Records
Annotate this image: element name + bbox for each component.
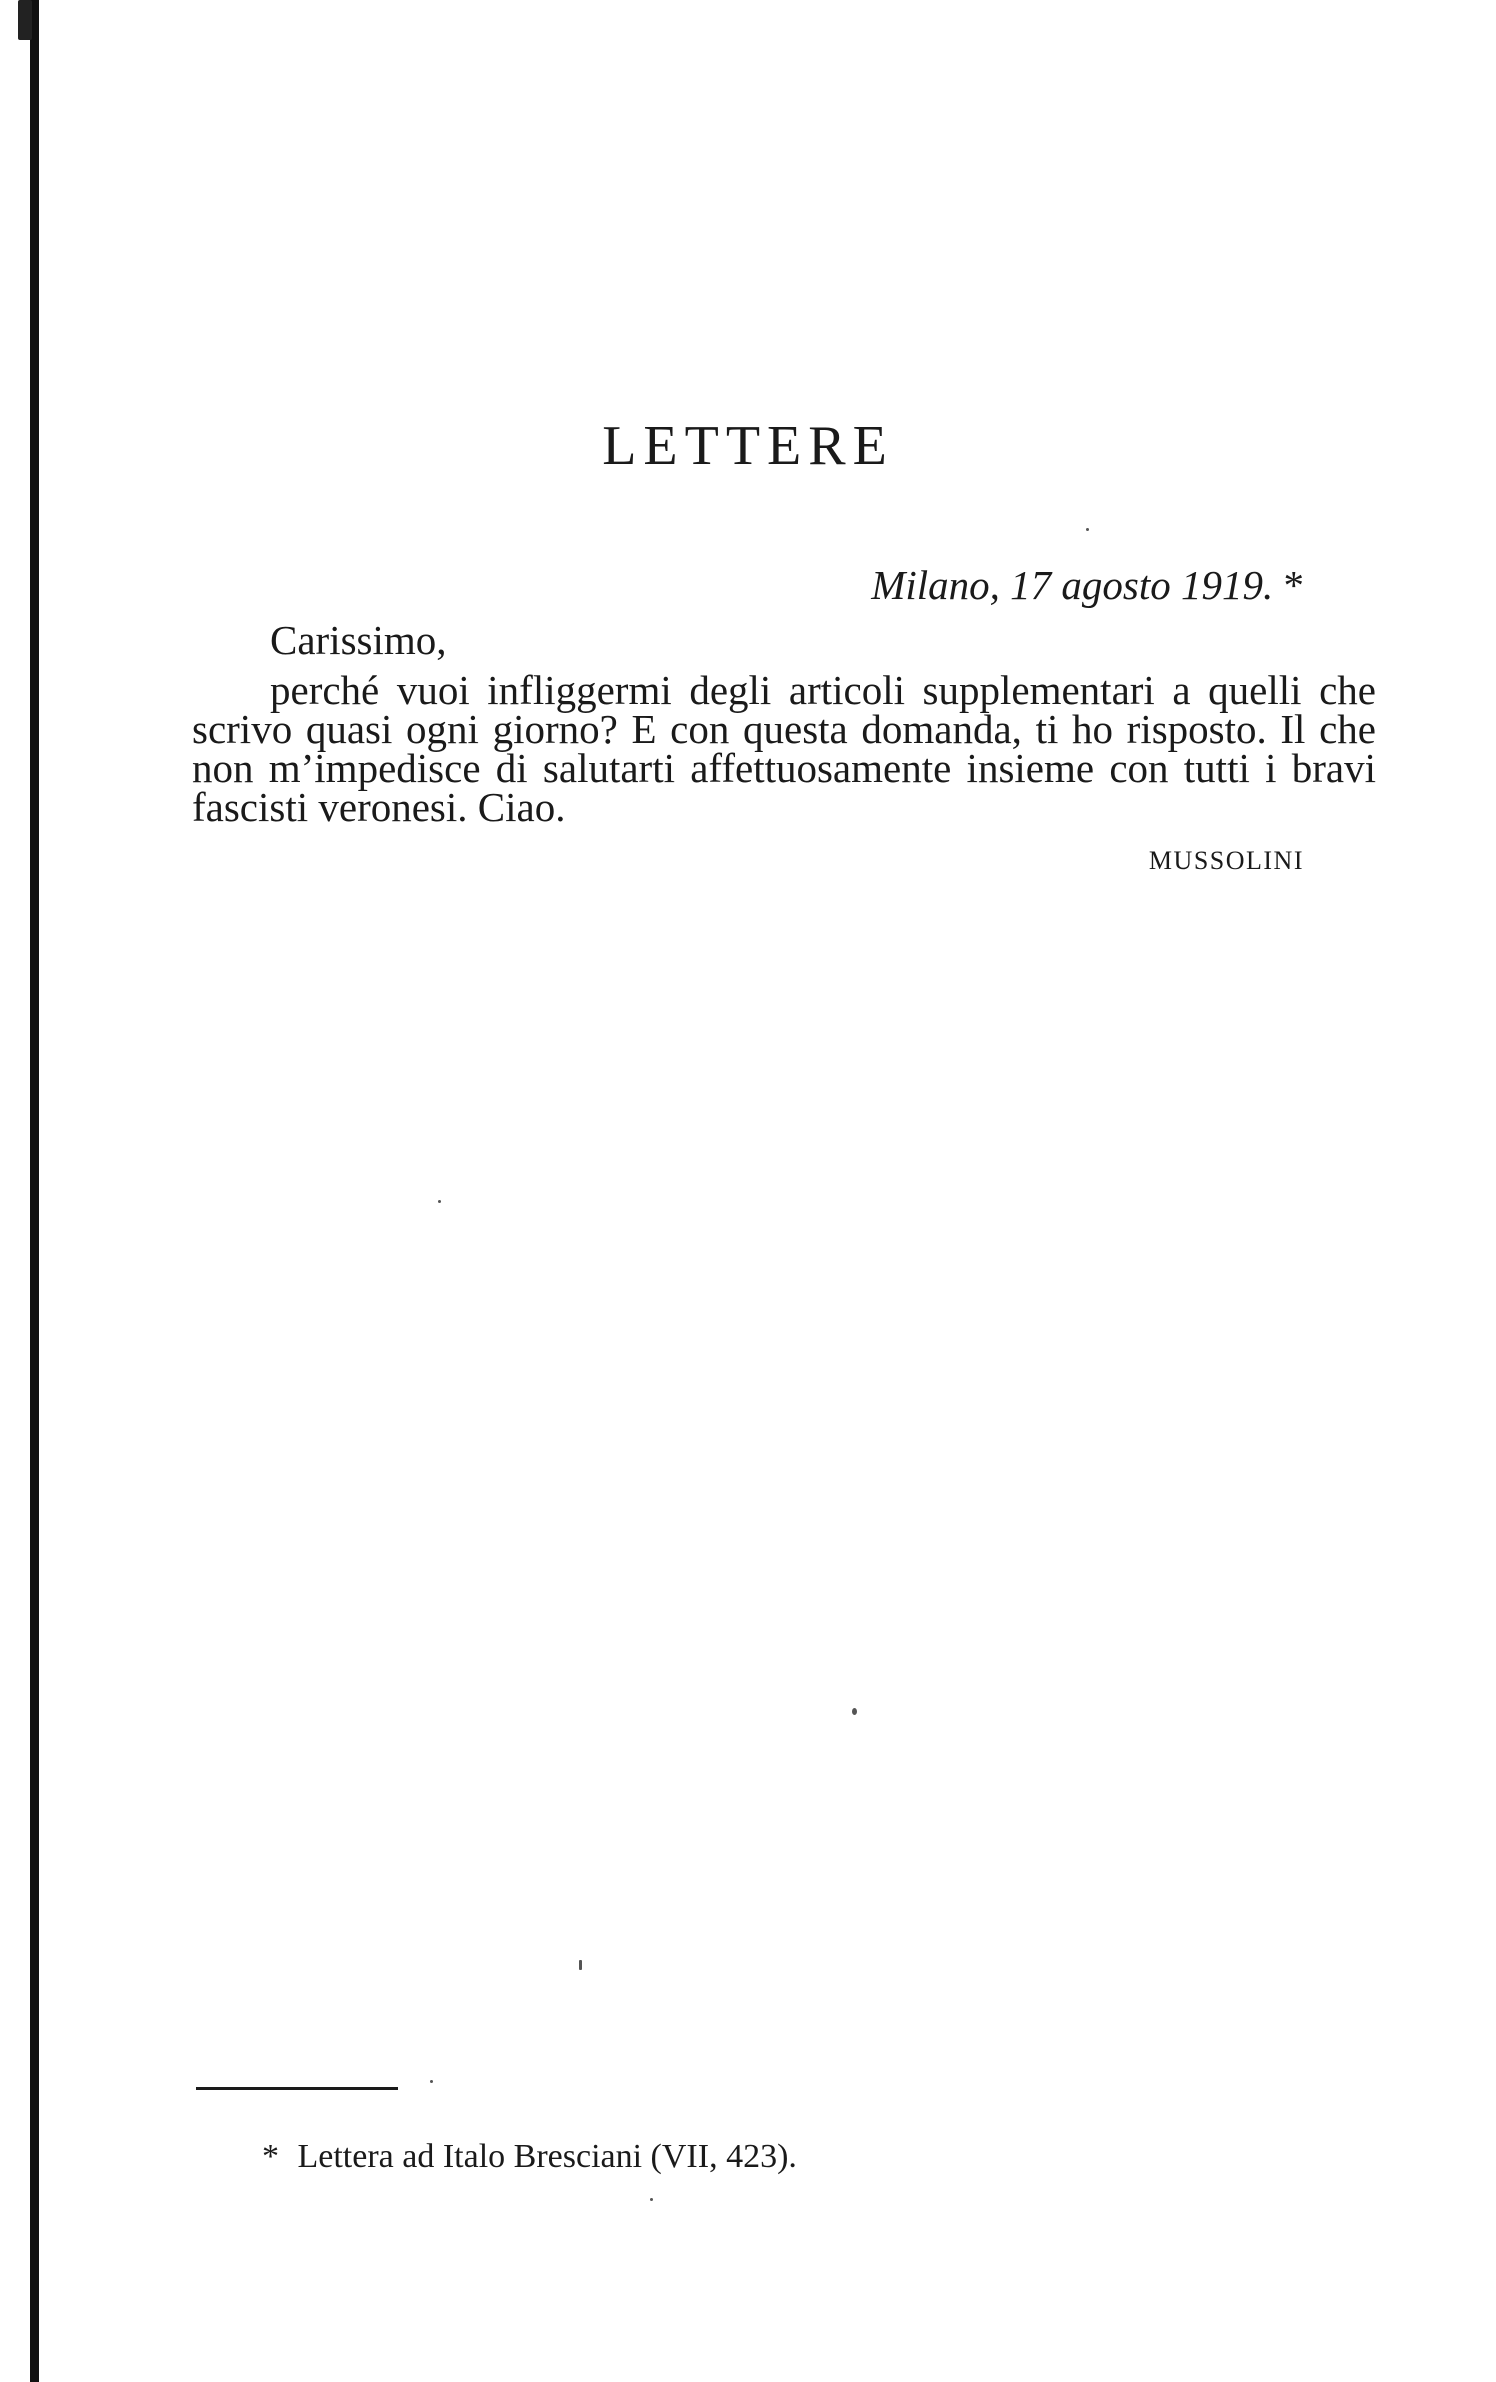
dateline-place-date: Milano, 17 agosto 1919.: [871, 562, 1274, 608]
scan-speck: [852, 1708, 857, 1715]
footnote-text: Lettera ad Italo Bresciani (VII, 423).: [297, 2138, 797, 2175]
page-binding-edge: [30, 0, 39, 2382]
footnote-divider: [196, 2087, 398, 2090]
page-title: LETTERE: [602, 415, 894, 477]
page-binding-fleck: [18, 0, 32, 40]
scan-speck: [1086, 528, 1089, 531]
letter-signature: MUSSOLINI: [1148, 846, 1304, 875]
scan-speck: [579, 1960, 582, 1970]
scan-speck: [438, 1200, 441, 1203]
scan-speck: [650, 2198, 653, 2201]
scan-speck: [430, 2080, 433, 2083]
dateline: [871, 562, 1304, 608]
dateline-footnote-marker: *: [1283, 562, 1304, 608]
footnote: [262, 2140, 797, 2174]
footnote-marker: *: [262, 2138, 279, 2175]
letter-salutation: Carissimo,: [270, 617, 447, 663]
letter-body: perché vuoi infliggermi degli articoli supplementari a quelli che scrivo quasi ogni giorno? E con questa domanda, ti ho risposto. Il che non m’impedisce di salutarti affettuosamente insieme con tutti i bravi fascisti veronesi. Ciao.: [192, 667, 1376, 830]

**SET TASK**
Please update the material by replacing every "scan-speck" with "dust-mark" and keeping everything else the same. Omit the pictures from your answer.

**RESPONSE**
Annotate this image: element name + bbox for each component.
dateline-place-date: Milano, 17 agosto 1919.: [871, 562, 1274, 608]
dust-mark: [852, 1708, 857, 1715]
footnote-text: Lettera ad Italo Bresciani (VII, 423).: [297, 2138, 797, 2175]
page-binding-edge: [30, 0, 39, 2382]
footnote-divider: [196, 2087, 398, 2090]
page-title: LETTERE: [602, 415, 894, 477]
page-binding-fleck: [18, 0, 32, 40]
dust-mark: [1086, 528, 1089, 531]
letter-signature: MUSSOLINI: [1148, 846, 1304, 875]
dust-mark: [579, 1960, 582, 1970]
dust-mark: [438, 1200, 441, 1203]
dust-mark: [650, 2198, 653, 2201]
dust-mark: [430, 2080, 433, 2083]
dateline: [871, 562, 1304, 608]
dateline-footnote-marker: *: [1283, 562, 1304, 608]
footnote: [262, 2140, 797, 2174]
footnote-marker: *: [262, 2138, 279, 2175]
letter-salutation: Carissimo,: [270, 617, 447, 663]
letter-body: perché vuoi infliggermi degli articoli supplementari a quelli che scrivo quasi ogni giorno? E con questa domanda, ti ho risposto. Il che non m’impedisce di salutarti affettuosamente insieme con tutti i bravi fascisti veronesi. Ciao.: [192, 667, 1376, 830]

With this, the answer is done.